(Data records)
================

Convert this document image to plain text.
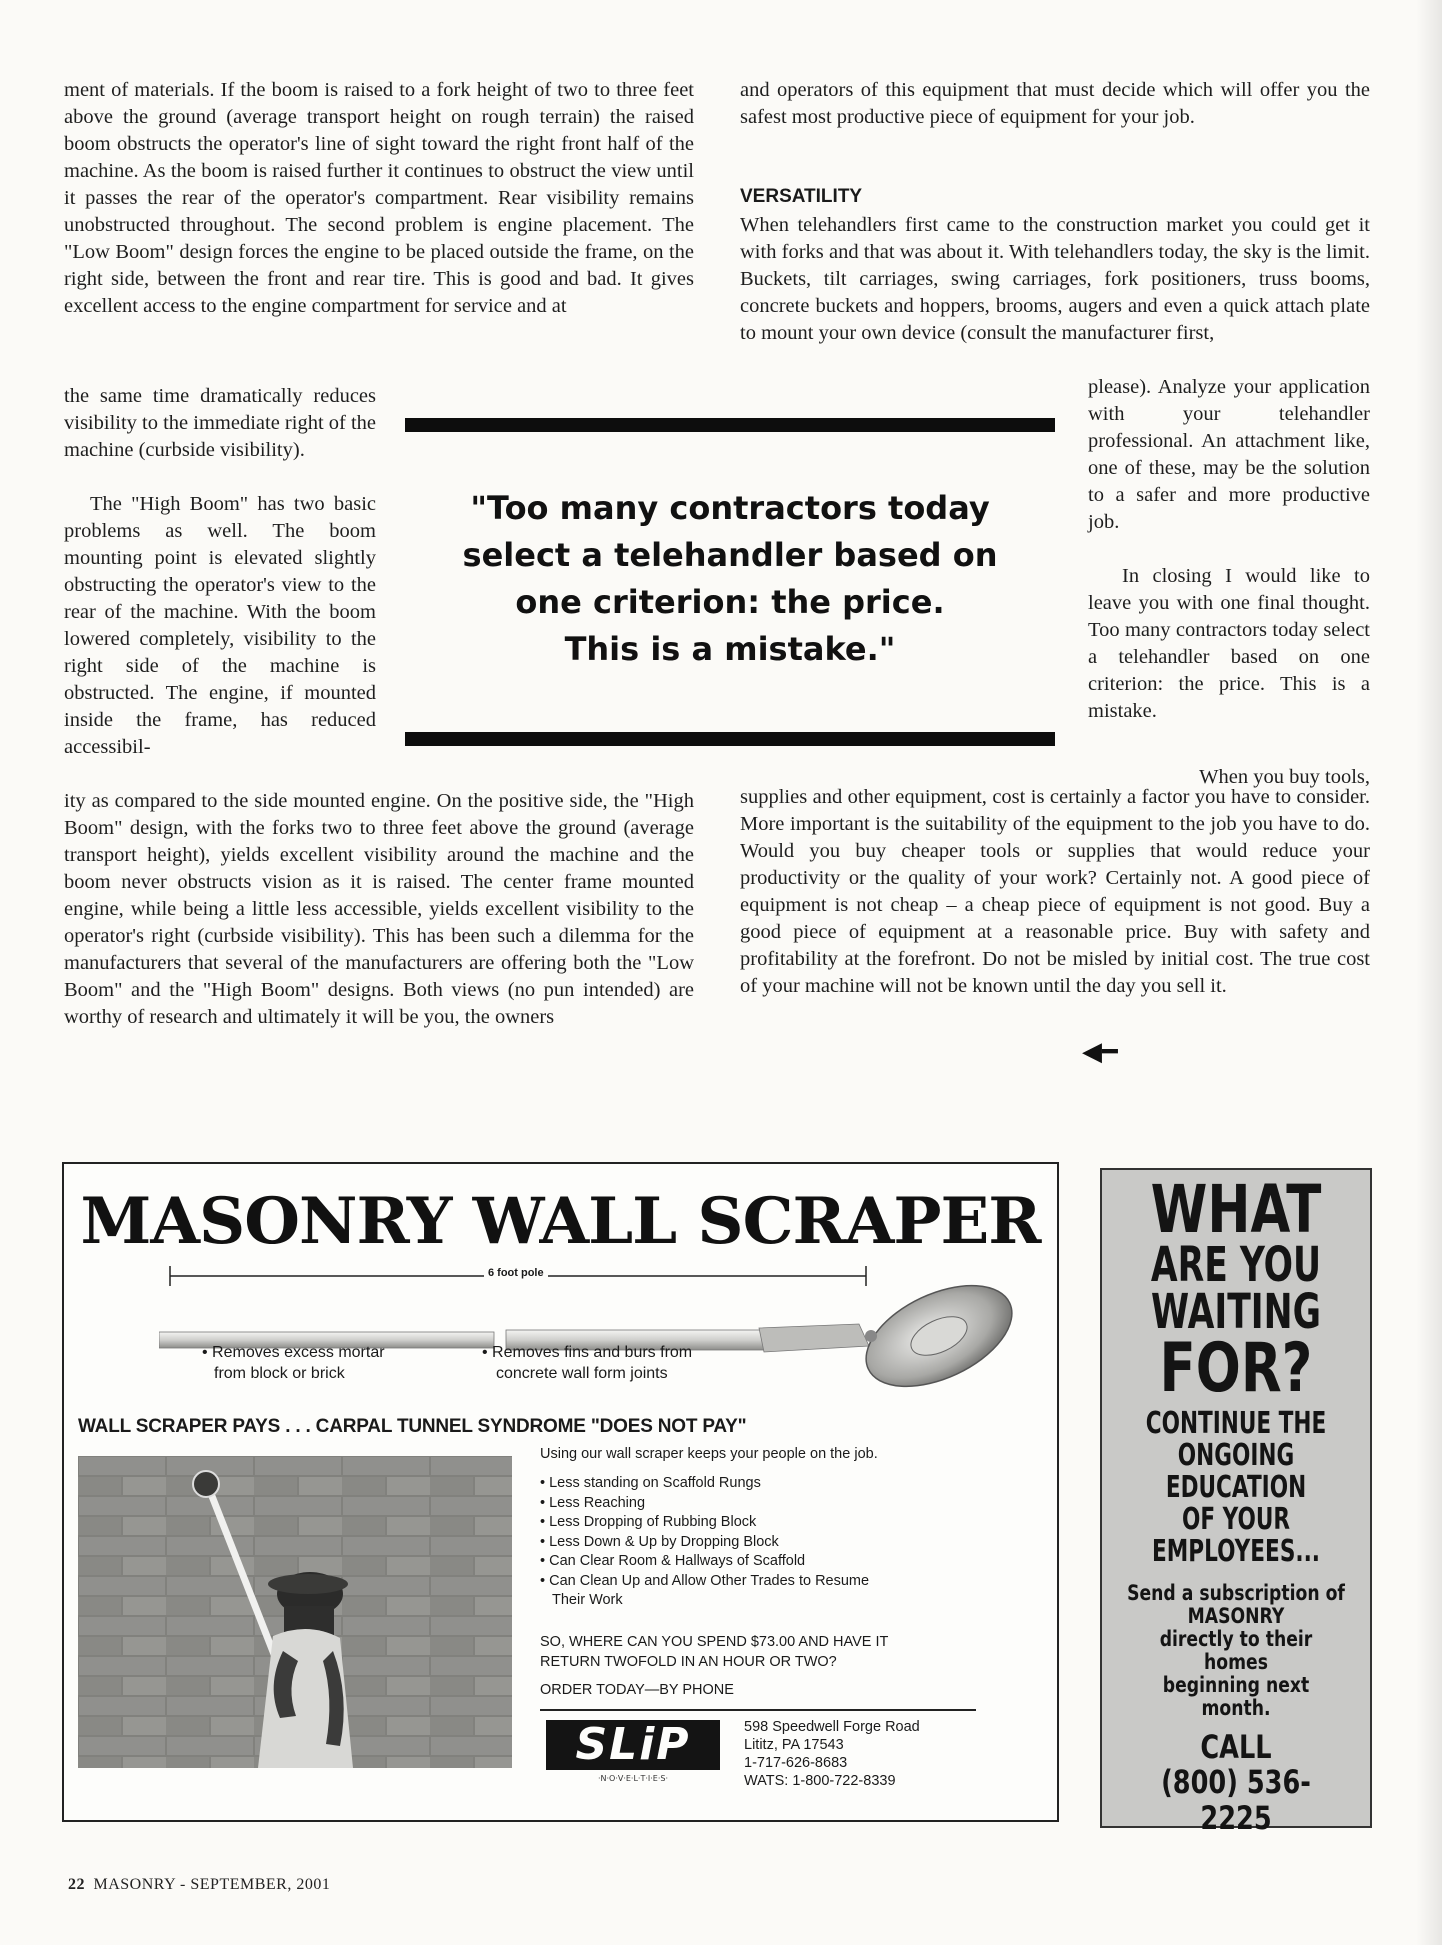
ment of materials. If the boom is raised to a fork height of two to three feet above the ground (average transport height on rough terrain) the raised boom obstructs the operator's line of sight toward the right front half of the machine. As the boom is raised further it continues to obstruct the view until it passes the rear of the operator's compartment. Rear visibility remains unobstructed throughout. The second problem is engine placement. The "Low Boom" design forces the engine to be placed outside the frame, on the right side, between the front and rear tire. This is good and bad. It gives excellent access to the engine compartment for service and at

the same time dramatically reduces visibility to the immediate right of the machine (curbside visibility).

The "High Boom" has two basic problems as well. The boom mounting point is elevated slightly obstructing the operator's view to the rear of the machine. With the boom lowered completely, visibility to the right side of the machine is obstructed. The engine, if mounted inside the frame, has reduced accessibil-

ity as compared to the side mounted engine. On the positive side, the "High Boom" design, with the forks two to three feet above the ground (average transport height), yields excellent visibility around the machine and the boom never obstructs vision as it is raised. The center frame mounted engine, while being a little less accessible, yields excellent visibility to the operator's right (curbside visibility). This has been such a dilemma for the manufacturers that several of the manufacturers are offering both the "Low Boom" and the "High Boom" designs. Both views (no pun intended) are worthy of research and ultimately it will be you, the owners

and operators of this equipment that must decide which will offer you the safest most productive piece of equipment for your job.

VERSATILITY

When telehandlers first came to the construction market you could get it with forks and that was about it. With telehandlers today, the sky is the limit. Buckets, tilt carriages, swing carriages, fork positioners, truss booms, concrete buckets and hoppers, brooms, augers and even a quick attach plate to mount your own device (consult the manufacturer first,

please). Analyze your application with your telehandler professional. An attachment like, one of these, may be the solution to a safer and more productive job.

In closing I would like to leave you with one final thought. Too many contractors today select a telehandler based on one criterion: the price. This is a mistake.

When you buy tools,

supplies and other equipment, cost is certainly a factor you have to consider. More important is the suitability of the equipment to the job you have to do. Would you buy cheaper tools or supplies that would reduce your productivity or the quality of your work? Certainly not. A good piece of equipment is not cheap – a cheap piece of equipment is not good. Buy a good piece of equipment at a reasonable price. Buy with safety and profitability at the forefront. Do not be misled by initial cost. The true cost of your machine will not be known until the day you sell it.

◀━
"Too many contractors today
select a telehandler based on
one criterion: the price.
This is a mistake."
MASONRY WALL SCRAPER
6 foot pole
• Removes excess mortar
from block or brick
• Removes fins and burs from
concrete wall form joints
WALL SCRAPER PAYS . . . CARPAL TUNNEL SYNDROME "DOES NOT PAY"
Using our wall scraper keeps your people on the job.
• Less standing on Scaffold Rungs
• Less Reaching
• Less Dropping of Rubbing Block
• Less Down & Up by Dropping Block
• Can Clear Room & Hallways of Scaffold
• Can Clean Up and Allow Other Trades to Resume
Their Work
SO, WHERE CAN YOU SPEND $73.00 AND HAVE IT
RETURN TWOFOLD IN AN HOUR OR TWO?
ORDER TODAY—BY PHONE
SLiP
·N·O·V·E·L·T·I·E·S·
598 Speedwell Forge Road
Lititz, PA 17543
1-717-626-8683
WATS: 1-800-722-8339
WHAT
ARE YOU
WAITING
FOR?
CONTINUE THE
ONGOING
EDUCATION
OF YOUR
EMPLOYEES...
Send a subscription of
MASONRY
directly to their homes
beginning next month.
CALL
(800) 536-2225
22 MASONRY - SEPTEMBER, 2001
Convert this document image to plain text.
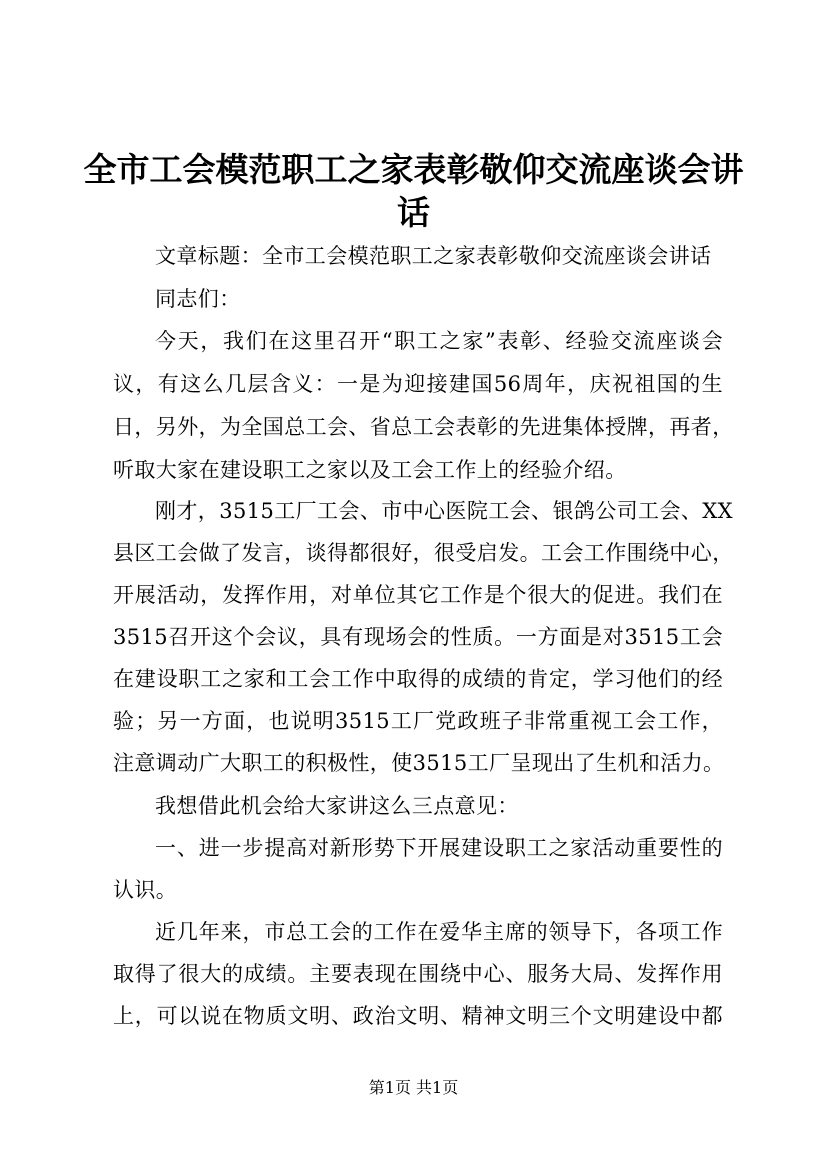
全市工会模范职工之家表彰敬仰交流座谈会讲
话
文章标题：全市工会模范职工之家表彰敬仰交流座谈会讲话
同志们：
今天，我们在这里召开“职工之家”表彰、经验交流座谈会
议，有这么几层含义：一是为迎接建国56周年，庆祝祖国的生
日，另外，为全国总工会、省总工会表彰的先进集体授牌，再者，
听取大家在建设职工之家以及工会工作上的经验介绍。
刚才，3515工厂工会、市中心医院工会、银鸽公司工会、XX
县区工会做了发言，谈得都很好，很受启发。工会工作围绕中心，
开展活动，发挥作用，对单位其它工作是个很大的促进。我们在
3515召开这个会议，具有现场会的性质。一方面是对3515工会
在建设职工之家和工会工作中取得的成绩的肯定，学习他们的经
验；另一方面，也说明3515工厂党政班子非常重视工会工作，
注意调动广大职工的积极性，使3515工厂呈现出了生机和活力。
我想借此机会给大家讲这么三点意见：
一、进一步提高对新形势下开展建设职工之家活动重要性的
认识。
近几年来，市总工会的工作在爱华主席的领导下，各项工作
取得了很大的成绩。主要表现在围绕中心、服务大局、发挥作用
上，可以说在物质文明、政治文明、精神文明三个文明建设中都
第1页 共1页
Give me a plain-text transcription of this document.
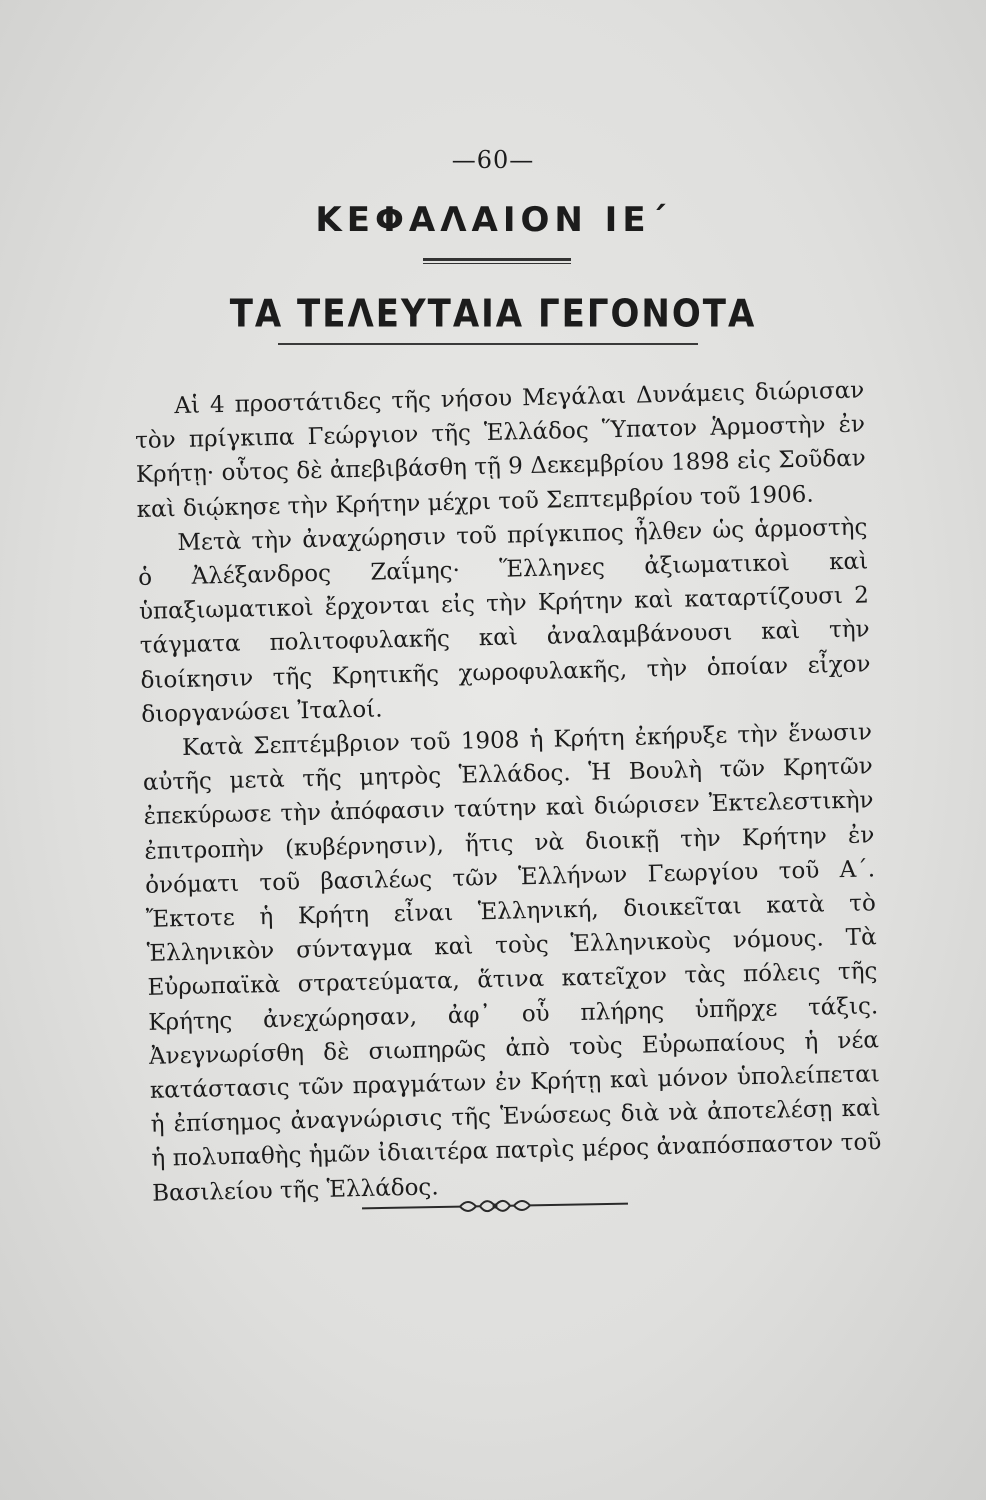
—60—
ΚΕΦΑΛΑΙΟΝ ΙΕ΄
ΤΑ ΤΕΛΕΥΤΑΙΑ ΓΕΓΟΝΟΤΑ

Αἱ 4 προστάτιδες τῆς νήσου Μεγάλαι Δυνάμεις διώρισαν τὸν πρίγκιπα Γεώργιον τῆς Ἑλλάδος Ὕπατον Ἁρμοστὴν ἐν Κρήτῃ· οὗτος δὲ ἀπεβιβάσθη τῇ 9 Δεκεμβρίου 1898 εἰς Σοῦδαν καὶ διῴκησε τὴν Κρήτην μέχρι τοῦ Σεπτεμβρίου τοῦ 1906.

Μετὰ τὴν ἀναχώρησιν τοῦ πρίγκιπος ἦλθεν ὡς ἁρμοστὴς ὁ Ἀλέξανδρος Ζαΐμης· Ἕλληνες ἀξιωματικοὶ καὶ ὑπαξιωματικοὶ ἔρχονται εἰς τὴν Κρήτην καὶ καταρτίζουσι 2 τάγματα πολιτοφυλακῆς καὶ ἀναλαμβάνουσι καὶ τὴν διοίκησιν τῆς Κρητικῆς χωροφυλακῆς, τὴν ὁποίαν εἶχον διοργανώσει Ἰταλοί.

Κατὰ Σεπτέμβριον τοῦ 1908 ἡ Κρήτη ἐκήρυξε τὴν ἕνωσιν αὐτῆς μετὰ τῆς μητρὸς Ἑλλάδος. Ἡ Βουλὴ τῶν Κρητῶν ἐπεκύρωσε τὴν ἀπόφασιν ταύτην καὶ διώρισεν Ἐκτελεστικὴν ἐπιτροπὴν (κυβέρνησιν), ἥτις νὰ διοικῇ τὴν Κρήτην ἐν ὀνόματι τοῦ βασιλέως τῶν Ἑλλήνων Γεωργίου τοῦ Α΄. Ἔκτοτε ἡ Κρήτη εἶναι Ἑλληνική, διοικεῖται κατὰ τὸ Ἑλληνικὸν σύνταγμα καὶ τοὺς Ἑλληνικοὺς νόμους. Τὰ Εὐρωπαϊκὰ στρατεύματα, ἅτινα κατεῖχον τὰς πόλεις τῆς Κρήτης ἀνεχώρησαν, ἀφ᾽ οὗ πλήρης ὑπῆρχε τάξις. Ἀνεγνωρίσθη δὲ σιωπηρῶς ἀπὸ τοὺς Εὐρωπαίους ἡ νέα κατάστασις τῶν πραγμάτων ἐν Κρήτῃ καὶ μόνον ὑπολείπεται ἡ ἐπίσημος ἀναγνώρισις τῆς Ἑνώσεως διὰ νὰ ἀποτελέσῃ καὶ ἡ πολυπαθὴς ἡμῶν ἰδιαιτέρα πατρὶς μέρος ἀναπόσπαστον τοῦ Βασιλείου τῆς Ἑλλάδος.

================

WHAT IS EXPECTED: Extract all the entries word for word; omit any pictures.

EXERCISE OUTPUT:
Convert this document image to plain text.
ment of materials. If the boom is raised to a fork height of two to three feet above the ground (average transport height on rough terrain) the raised boom obstructs the operator's line of sight toward the right front half of the machine. As the boom is raised further it continues to obstruct the view until it passes the rear of the operator's compartment. Rear visibility remains unobstructed throughout. The second problem is engine placement. The "Low Boom" design forces the engine to be placed outside the frame, on the right side, between the front and rear tire. This is good and bad. It gives excellent access to the engine compartment for service and at

the same time dramatically reduces visibility to the immediate right of the machine (curbside visibility).

The "High Boom" has two basic problems as well. The boom mounting point is elevated slightly obstructing the operator's view to the rear of the machine. With the boom lowered completely, visibility to the right side of the machine is obstructed. The engine, if mounted inside the frame, has reduced accessibil-

ity as compared to the side mounted engine. On the positive side, the "High Boom" design, with the forks two to three feet above the ground (average transport height), yields excellent visibility around the machine and the boom never obstructs vision as it is raised. The center frame mounted engine, while being a little less accessible, yields excellent visibility to the operator's right (curbside visibility). This has been such a dilemma for the manufacturers that several of the manufacturers are offering both the "Low Boom" and the "High Boom" designs. Both views (no pun intended) are worthy of research and ultimately it will be you, the owners

and operators of this equipment that must decide which will offer you the safest most productive piece of equipment for your job.

VERSATILITY

When telehandlers first came to the construction market you could get it with forks and that was about it. With telehandlers today, the sky is the limit. Buckets, tilt carriages, swing carriages, fork positioners, truss booms, concrete buckets and hoppers, brooms, augers and even a quick attach plate to mount your own device (consult the manufacturer first,

please). Analyze your application with your telehandler professional. An attachment like, one of these, may be the solution to a safer and more productive job.

In closing I would like to leave you with one final thought. Too many contractors today select a telehandler based on one criterion: the price. This is a mistake.

When you buy tools,

supplies and other equipment, cost is certainly a factor you have to consider. More important is the suitability of the equipment to the job you have to do. Would you buy cheaper tools or supplies that would reduce your productivity or the quality of your work? Certainly not. A good piece of equipment is not cheap – a cheap piece of equipment is not good. Buy a good piece of equipment at a reasonable price. Buy with safety and profitability at the forefront. Do not be misled by initial cost. The true cost of your machine will not be known until the day you sell it.

◀━
"Too many contractors today
select a telehandler based on
one criterion: the price.
This is a mistake."
MASONRY WALL SCRAPER
6 foot pole
• Removes excess mortar
from block or brick
• Removes fins and burs from
concrete wall form joints
WALL SCRAPER PAYS . . . CARPAL TUNNEL SYNDROME "DOES NOT PAY"
Using our wall scraper keeps your people on the job.
• Less standing on Scaffold Rungs
• Less Reaching
• Less Dropping of Rubbing Block
• Less Down & Up by Dropping Block
• Can Clear Room & Hallways of Scaffold
• Can Clean Up and Allow Other Trades to Resume
Their Work
SO, WHERE CAN YOU SPEND $73.00 AND HAVE IT
RETURN TWOFOLD IN AN HOUR OR TWO?
ORDER TODAY—BY PHONE
SLiP
·N·O·V·E·L·T·I·E·S·
598 Speedwell Forge Road
Lititz, PA 17543
1-717-626-8683
WATS: 1-800-722-8339
WHAT
ARE YOU
WAITING
FOR?
CONTINUE THE
ONGOING
EDUCATION
OF YOUR
EMPLOYEES...
Send a subscription of
MASONRY
directly to their homes
beginning next month.
CALL
(800) 536-2225
22 MASONRY - SEPTEMBER, 2001
Convert this document image to plain text.
全市工会模范职工之家表彰敬仰交流座谈会讲
话
文章标题：全市工会模范职工之家表彰敬仰交流座谈会讲话
同志们：
今天，我们在这里召开“职工之家”表彰、经验交流座谈会
议，有这么几层含义：一是为迎接建国56周年，庆祝祖国的生
日，另外，为全国总工会、省总工会表彰的先进集体授牌，再者，
听取大家在建设职工之家以及工会工作上的经验介绍。
刚才，3515工厂工会、市中心医院工会、银鸽公司工会、XX
县区工会做了发言，谈得都很好，很受启发。工会工作围绕中心，
开展活动，发挥作用，对单位其它工作是个很大的促进。我们在
3515召开这个会议，具有现场会的性质。一方面是对3515工会
在建设职工之家和工会工作中取得的成绩的肯定，学习他们的经
验；另一方面，也说明3515工厂党政班子非常重视工会工作，
注意调动广大职工的积极性，使3515工厂呈现出了生机和活力。
我想借此机会给大家讲这么三点意见：
一、进一步提高对新形势下开展建设职工之家活动重要性的
认识。
近几年来，市总工会的工作在爱华主席的领导下，各项工作
取得了很大的成绩。主要表现在围绕中心、服务大局、发挥作用
上，可以说在物质文明、政治文明、精神文明三个文明建设中都
第1页 共1页
Give me a plain-text transcription of this document.
—60—
ΚΕΦΑΛΑΙΟΝ ΙΕ΄
ΤΑ ΤΕΛΕΥΤΑΙΑ ΓΕΓΟΝΟΤΑ

Αἱ 4 προστάτιδες τῆς νήσου Μεγάλαι Δυνάμεις διώρισαν τὸν πρίγκιπα Γεώργιον τῆς Ἑλλάδος Ὕπατον Ἁρμοστὴν ἐν Κρήτῃ· οὗτος δὲ ἀπεβιβάσθη τῇ 9 Δεκεμβρίου 1898 εἰς Σοῦδαν καὶ διῴκησε τὴν Κρήτην μέχρι τοῦ Σεπτεμβρίου τοῦ 1906.

Μετὰ τὴν ἀναχώρησιν τοῦ πρίγκιπος ἦλθεν ὡς ἁρμοστὴς ὁ Ἀλέξανδρος Ζαΐμης· Ἕλληνες ἀξιωματικοὶ καὶ ὑπαξιωματικοὶ ἔρχονται εἰς τὴν Κρήτην καὶ καταρτίζουσι 2 τάγματα πολιτοφυλακῆς καὶ ἀναλαμβάνουσι καὶ τὴν διοίκησιν τῆς Κρητικῆς χωροφυλακῆς, τὴν ὁποίαν εἶχον διοργανώσει Ἰταλοί.

Κατὰ Σεπτέμβριον τοῦ 1908 ἡ Κρήτη ἐκήρυξε τὴν ἕνωσιν αὐτῆς μετὰ τῆς μητρὸς Ἑλλάδος. Ἡ Βουλὴ τῶν Κρητῶν ἐπεκύρωσε τὴν ἀπόφασιν ταύτην καὶ διώρισεν Ἐκτελεστικὴν ἐπιτροπὴν (κυβέρνησιν), ἥτις νὰ διοικῇ τὴν Κρήτην ἐν ὀνόματι τοῦ βασιλέως τῶν Ἑλλήνων Γεωργίου τοῦ Α΄. Ἔκτοτε ἡ Κρήτη εἶναι Ἑλληνική, διοικεῖται κατὰ τὸ Ἑλληνικὸν σύνταγμα καὶ τοὺς Ἑλληνικοὺς νόμους. Τὰ Εὐρωπαϊκὰ στρατεύματα, ἅτινα κατεῖχον τὰς πόλεις τῆς Κρήτης ἀνεχώρησαν, ἀφ᾽ οὗ πλήρης ὑπῆρχε τάξις. Ἀνεγνωρίσθη δὲ σιωπηρῶς ἀπὸ τοὺς Εὐρωπαίους ἡ νέα κατάστασις τῶν πραγμάτων ἐν Κρήτῃ καὶ μόνον ὑπολείπεται ἡ ἐπίσημος ἀναγνώρισις τῆς Ἑνώσεως διὰ νὰ ἀποτελέσῃ καὶ ἡ πολυπαθὴς ἡμῶν ἰδιαιτέρα πατρὶς μέρος ἀναπόσπαστον τοῦ Βασιλείου τῆς Ἑλλάδος.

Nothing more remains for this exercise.